TASK GOAL:
All of the listing below must be repeated word for word. Pictures are the only thing to omit.

[Begin DATA SUPPLIED]

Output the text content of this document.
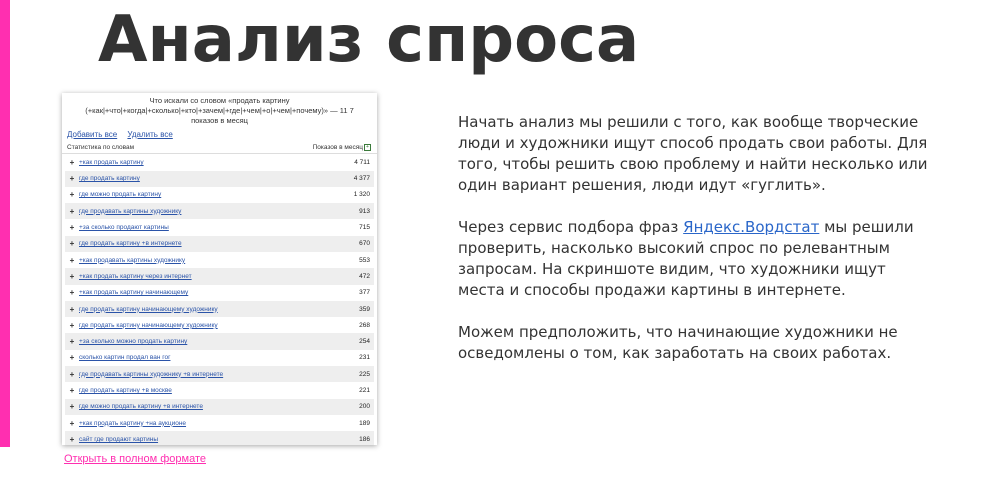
Анализ спроса
Что искали со словом «продать картину
(+как|+что|+когда|+сколько|+кто|+зачем|+где|+чем|+о|+чем|+почему)» — 11 7
показов в месяц
Добавить все Удалить все
Статистика по словам	Показов в месяц +
+ +как продать картину	4 711
+ где продать картину	4 377
+ где можно продать картину	1 320
+ где продавать картины художнику	913
+ +за сколько продают картины	715
+ где продать картину +в интернете	670
+ +как продавать картины художнику	553
+ +как продать картину через интернет	472
+ +как продать картину начинающему	377
+ где продать картину начинающему художнику	359
+ где продать картину начинающему художнику	268
+ +за сколько можно продать картину	254
+ сколько картин продал ван гог	231
+ где продавать картины художнику +в интернете	225
+ где продать картину +в москве	221
+ где можно продать картину +в интернете	200
+ +как продать картину +на аукционе	189
+ сайт где продают картины	186
Открыть в полном формате

Начать анализ мы решили с того, как вообще творческие люди и художники ищут способ продать свои работы. Для того, чтобы решить свою проблему и найти несколько или один вариант решения, люди идут «гуглить».

Через сервис подбора фраз Яндекс.Вордстат мы решили проверить, насколько высокий спрос по релевантным запросам. На скриншоте видим, что художники ищут места и способы продажи картины в интернете.

Можем предположить, что начинающие художники не осведомлены о том, как заработать на своих работах.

[End DATA SUPPLIED]

WORKED ANSWER:
Output the text content of this document.
Анализ спроса
Что искали со словом «продать картину
(+как|+что|+когда|+сколько|+кто|+зачем|+где|+чем|+о|+чем|+почему)» — 11 7
показов в месяц
Добавить все Удалить все
Статистика по словам	Показов в месяц +
+ +как продать картину	4 711
+ где продать картину	4 377
+ где можно продать картину	1 320
+ где продавать картины художнику	913
+ +за сколько продают картины	715
+ где продать картину +в интернете	670
+ +как продавать картины художнику	553
+ +как продать картину через интернет	472
+ +как продать картину начинающему	377
+ где продать картину начинающему художнику	359
+ где продать картину начинающему художнику	268
+ +за сколько можно продать картину	254
+ сколько картин продал ван гог	231
+ где продавать картины художнику +в интернете	225
+ где продать картину +в москве	221
+ где можно продать картину +в интернете	200
+ +как продать картину +на аукционе	189
+ сайт где продают картины	186
Открыть в полном формате

Начать анализ мы решили с того, как вообще творческие люди и художники ищут способ продать свои работы. Для того, чтобы решить свою проблему и найти несколько или один вариант решения, люди идут «гуглить».

Через сервис подбора фраз Яндекс.Вордстат мы решили проверить, насколько высокий спрос по релевантным запросам. На скриншоте видим, что художники ищут места и способы продажи картины в интернете.

Можем предположить, что начинающие художники не осведомлены о том, как заработать на своих работах.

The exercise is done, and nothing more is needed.